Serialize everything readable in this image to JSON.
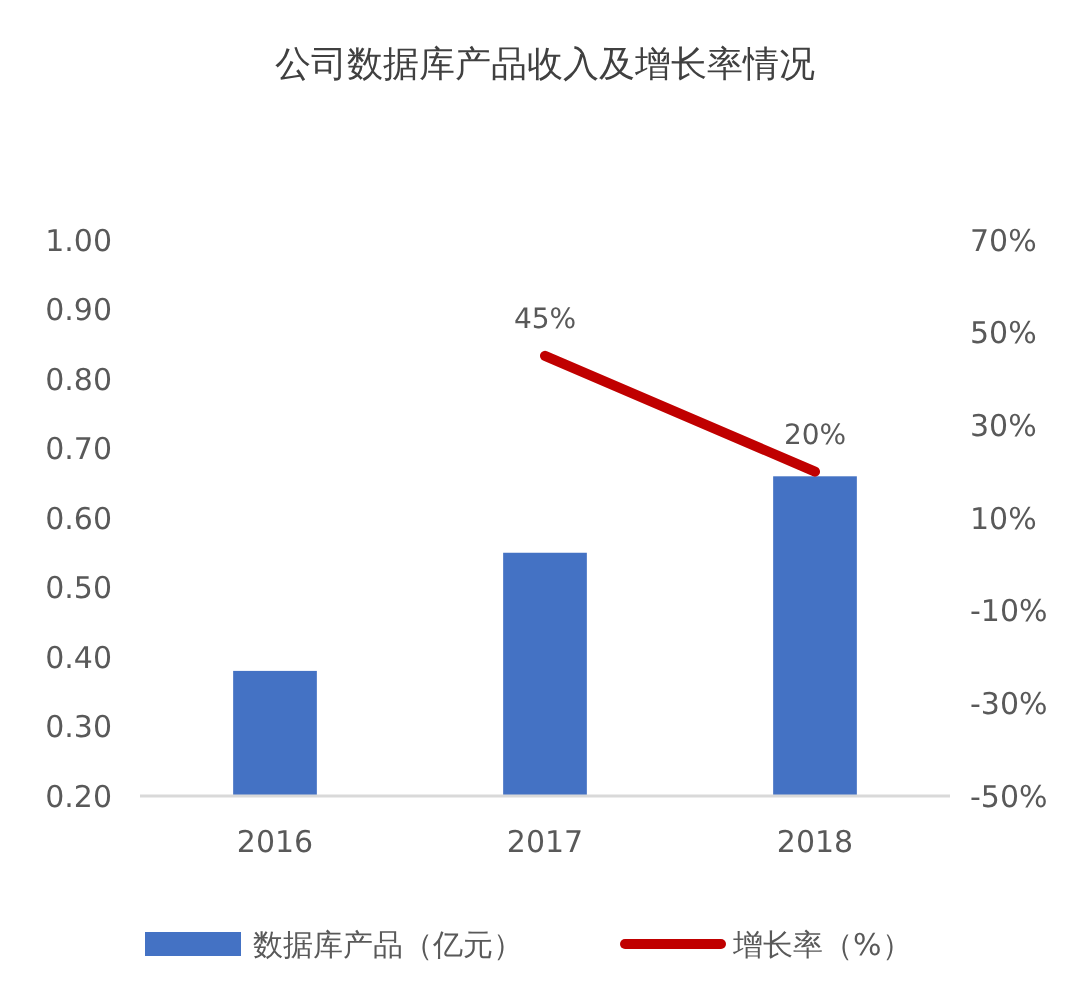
{
  "chart_data": {
    "type": "bar",
    "title": "公司数据库产品收入及增长率情况",
    "categories": [
      "2016",
      "2017",
      "2018"
    ],
    "series": [
      {
        "name": "数据库产品（亿元）",
        "color": "#4472c4",
        "values": [
          0.38,
          0.55,
          0.66
        ]
      },
      {
        "name": "增长率（%）",
        "type": "line",
        "axis": "y2",
        "color": "#c00000",
        "values": [
          null,
          45,
          20
        ],
        "value_labels": [
          null,
          "45%",
          "20%"
        ]
      }
    ],
    "ylim": [
      0.2,
      1.0
    ],
    "yticks": [
      {
        "value": 0.2,
        "label": "0.20"
      },
      {
        "value": 0.3,
        "label": "0.30"
      },
      {
        "value": 0.4,
        "label": "0.40"
      },
      {
        "value": 0.5,
        "label": "0.50"
      },
      {
        "value": 0.6,
        "label": "0.60"
      },
      {
        "value": 0.7,
        "label": "0.70"
      },
      {
        "value": 0.8,
        "label": "0.80"
      },
      {
        "value": 0.9,
        "label": "0.90"
      },
      {
        "value": 1.0,
        "label": "1.00"
      }
    ],
    "y2lim": [
      -50,
      70
    ],
    "y2ticks": [
      {
        "value": -50,
        "label": "-50%"
      },
      {
        "value": -30,
        "label": "-30%"
      },
      {
        "value": -10,
        "label": "-10%"
      },
      {
        "value": 10,
        "label": "10%"
      },
      {
        "value": 30,
        "label": "30%"
      },
      {
        "value": 50,
        "label": "50%"
      },
      {
        "value": 70,
        "label": "70%"
      }
    ],
    "grid": false,
    "legend": "bottom",
    "marker": "none"
  }
}
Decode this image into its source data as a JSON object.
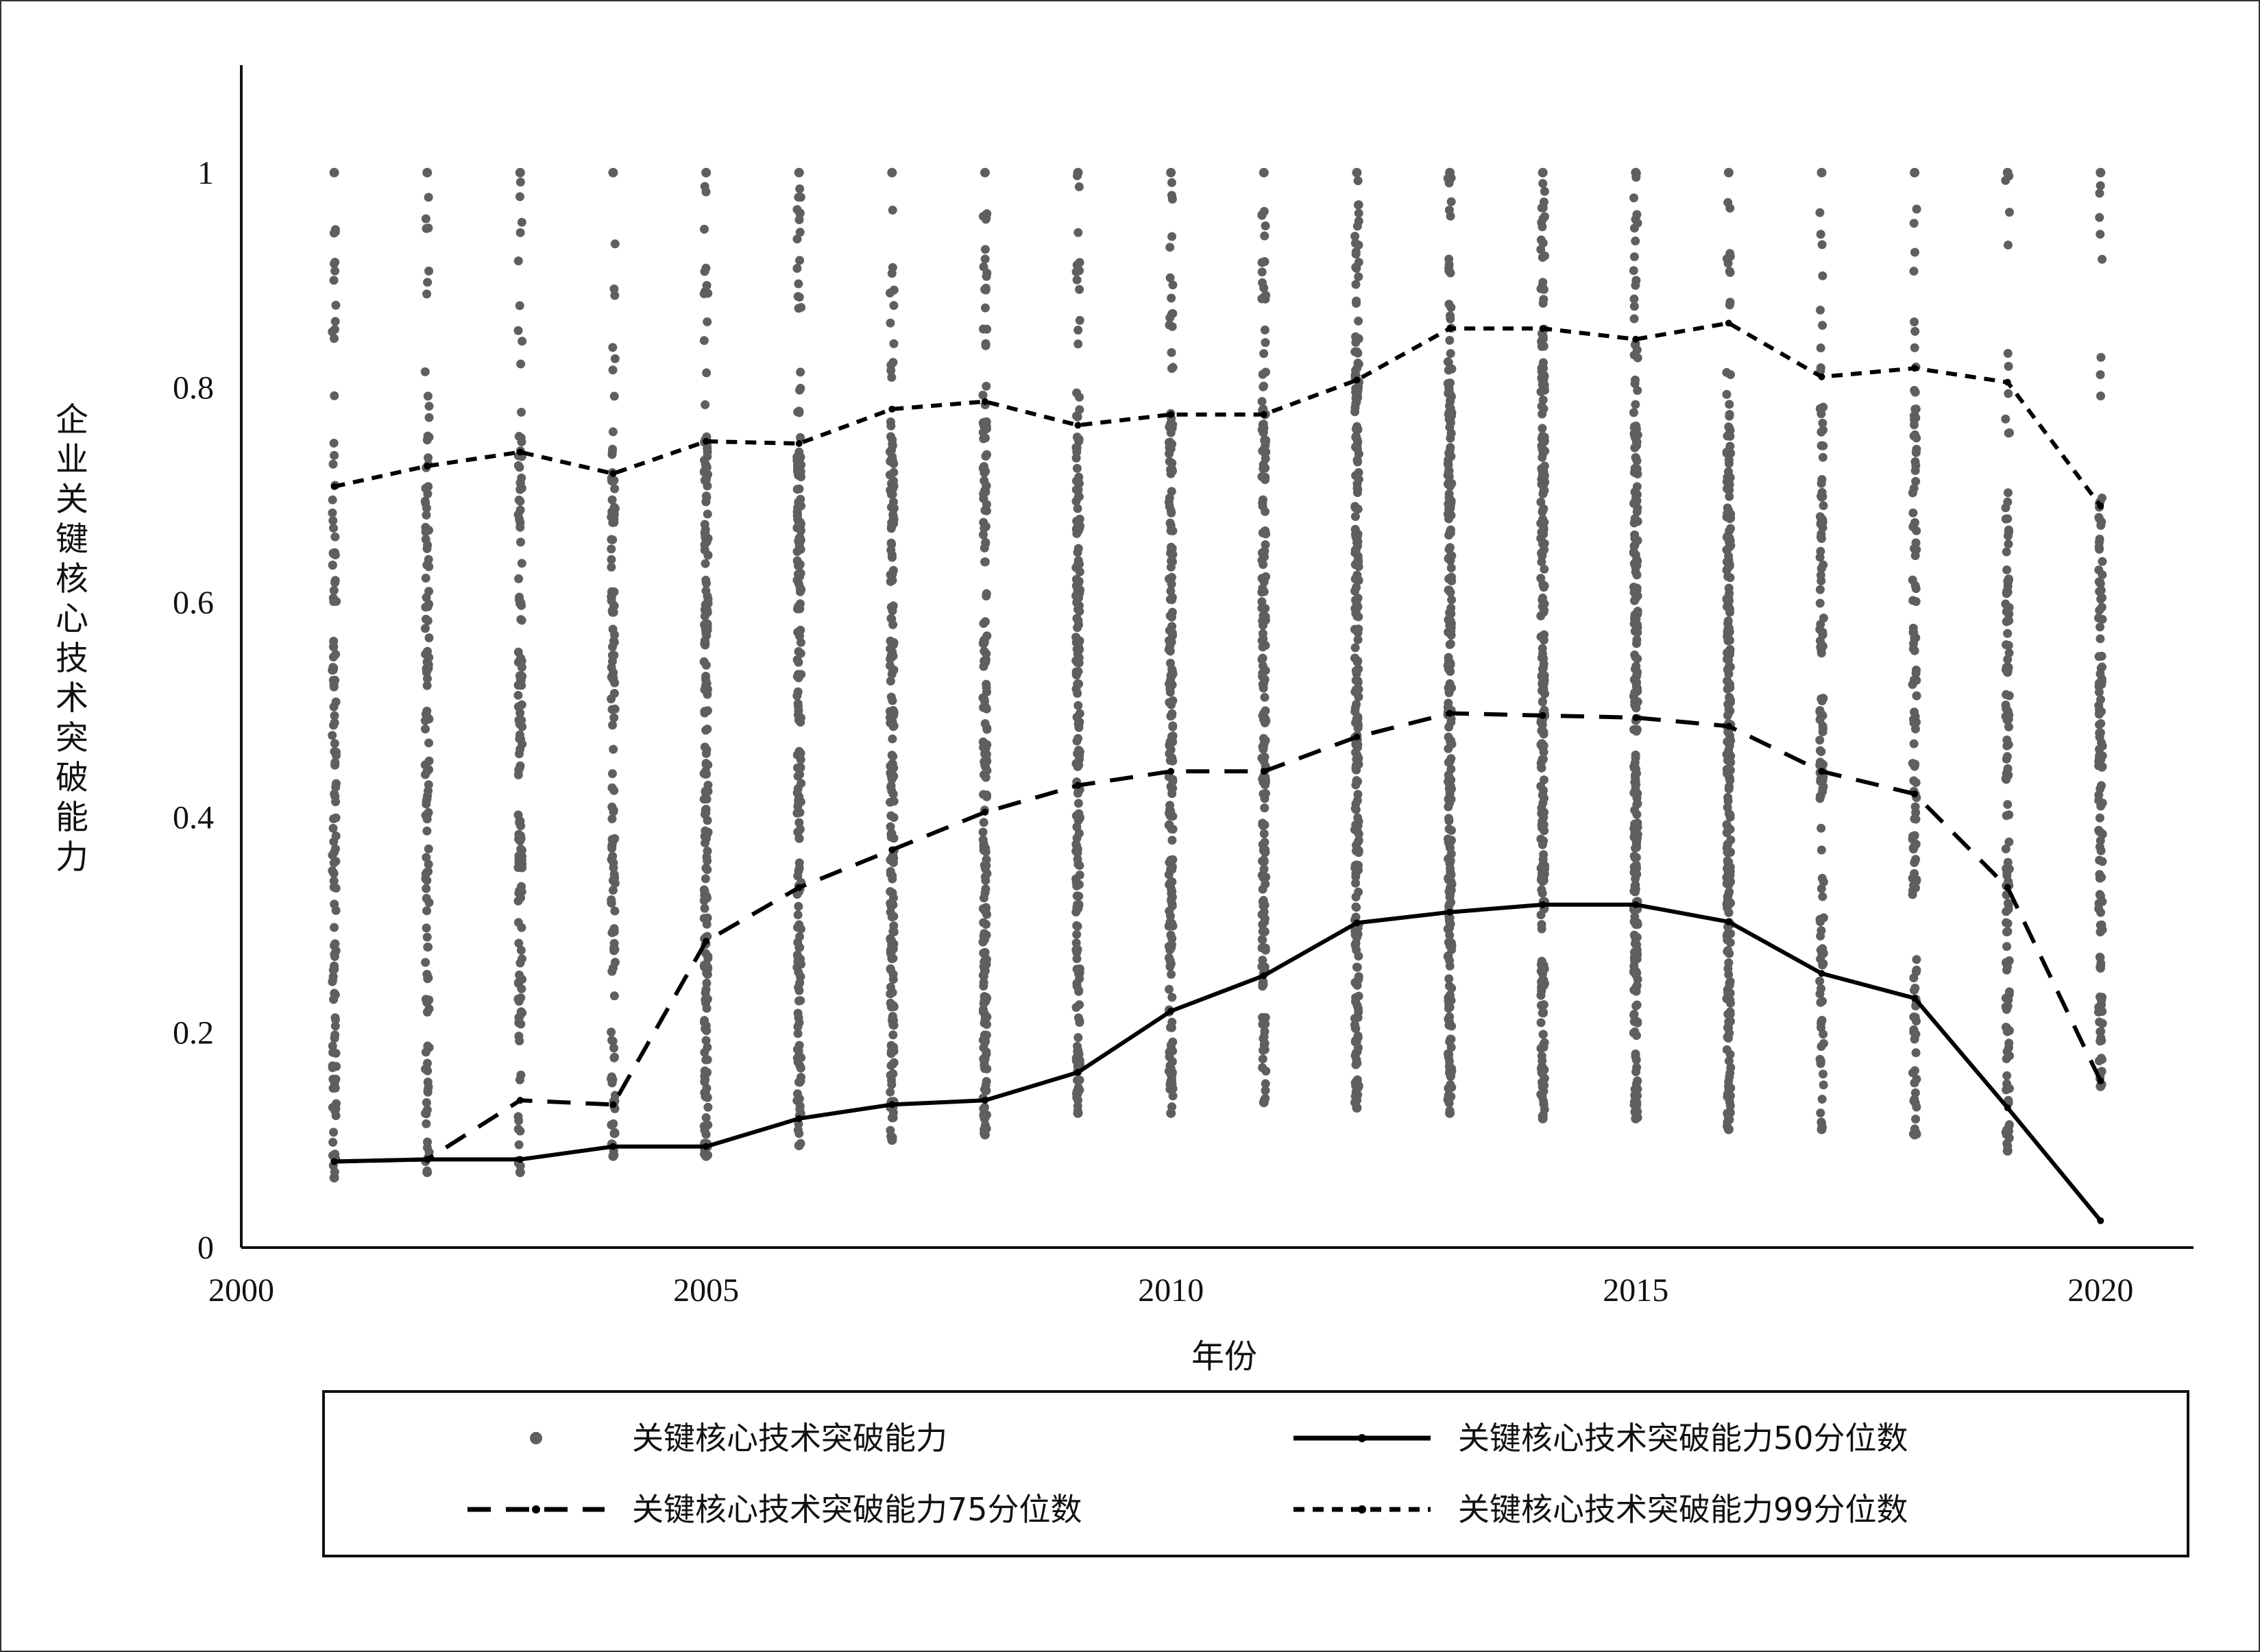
{
  "chart_data": {
    "type": "scatter",
    "title": "",
    "xlabel": "年份",
    "ylabel": "企业关键核心技术突破能力",
    "xlim": [
      2000,
      2021
    ],
    "ylim": [
      0,
      1.1
    ],
    "x_ticks": [
      "2000",
      "2005",
      "2010",
      "2015",
      "2020"
    ],
    "y_ticks": [
      "0",
      "0.2",
      "0.4",
      "0.6",
      "0.8",
      "1"
    ],
    "grid": false,
    "legend_position": "bottom",
    "years": [
      2001,
      2002,
      2003,
      2004,
      2005,
      2006,
      2007,
      2008,
      2009,
      2010,
      2011,
      2012,
      2013,
      2014,
      2015,
      2016,
      2017,
      2018,
      2019,
      2020
    ],
    "series": [
      {
        "name": "关键核心技术突破能力",
        "kind": "points",
        "color": "#5f5f5f",
        "min": [
          0.065,
          0.07,
          0.07,
          0.085,
          0.085,
          0.095,
          0.1,
          0.105,
          0.125,
          0.125,
          0.135,
          0.13,
          0.125,
          0.12,
          0.12,
          0.11,
          0.11,
          0.105,
          0.09,
          0.15
        ],
        "dense_top": [
          0.74,
          0.78,
          0.78,
          0.75,
          0.76,
          0.75,
          0.77,
          0.77,
          0.79,
          0.79,
          0.79,
          0.84,
          0.84,
          0.85,
          0.77,
          0.77,
          0.79,
          0.8,
          0.7,
          0.71
        ],
        "max": [
          1.0,
          1.0,
          1.0,
          1.0,
          1.0,
          1.0,
          1.0,
          1.0,
          1.0,
          1.0,
          1.0,
          1.0,
          1.0,
          1.0,
          1.0,
          1.0,
          1.0,
          1.0,
          1.0,
          1.0
        ]
      },
      {
        "name": "关键核心技术突破能力50分位数",
        "kind": "solid",
        "color": "#000000",
        "values": [
          0.08,
          0.082,
          0.082,
          0.094,
          0.094,
          0.12,
          0.133,
          0.137,
          0.163,
          0.22,
          0.253,
          0.302,
          0.312,
          0.319,
          0.319,
          0.303,
          0.255,
          0.232,
          0.13,
          0.025
        ]
      },
      {
        "name": "关键核心技术突破能力75分位数",
        "kind": "longdash",
        "color": "#000000",
        "values": [
          0.08,
          0.082,
          0.137,
          0.133,
          0.285,
          0.335,
          0.37,
          0.405,
          0.43,
          0.443,
          0.443,
          0.475,
          0.497,
          0.495,
          0.493,
          0.485,
          0.443,
          0.422,
          0.335,
          0.155
        ]
      },
      {
        "name": "关键核心技术突破能力99分位数",
        "kind": "shortdash",
        "color": "#000000",
        "values": [
          0.708,
          0.727,
          0.74,
          0.72,
          0.75,
          0.748,
          0.78,
          0.787,
          0.765,
          0.775,
          0.775,
          0.807,
          0.855,
          0.855,
          0.845,
          0.86,
          0.81,
          0.818,
          0.805,
          0.69
        ]
      }
    ]
  }
}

- - - -

• [Your objective] Locate the word "JSON" in the records and collect each line it appears in.

• [Task result]
Serialize everything readable in this image to JSON.
Decode this image into its source data as a JSON object.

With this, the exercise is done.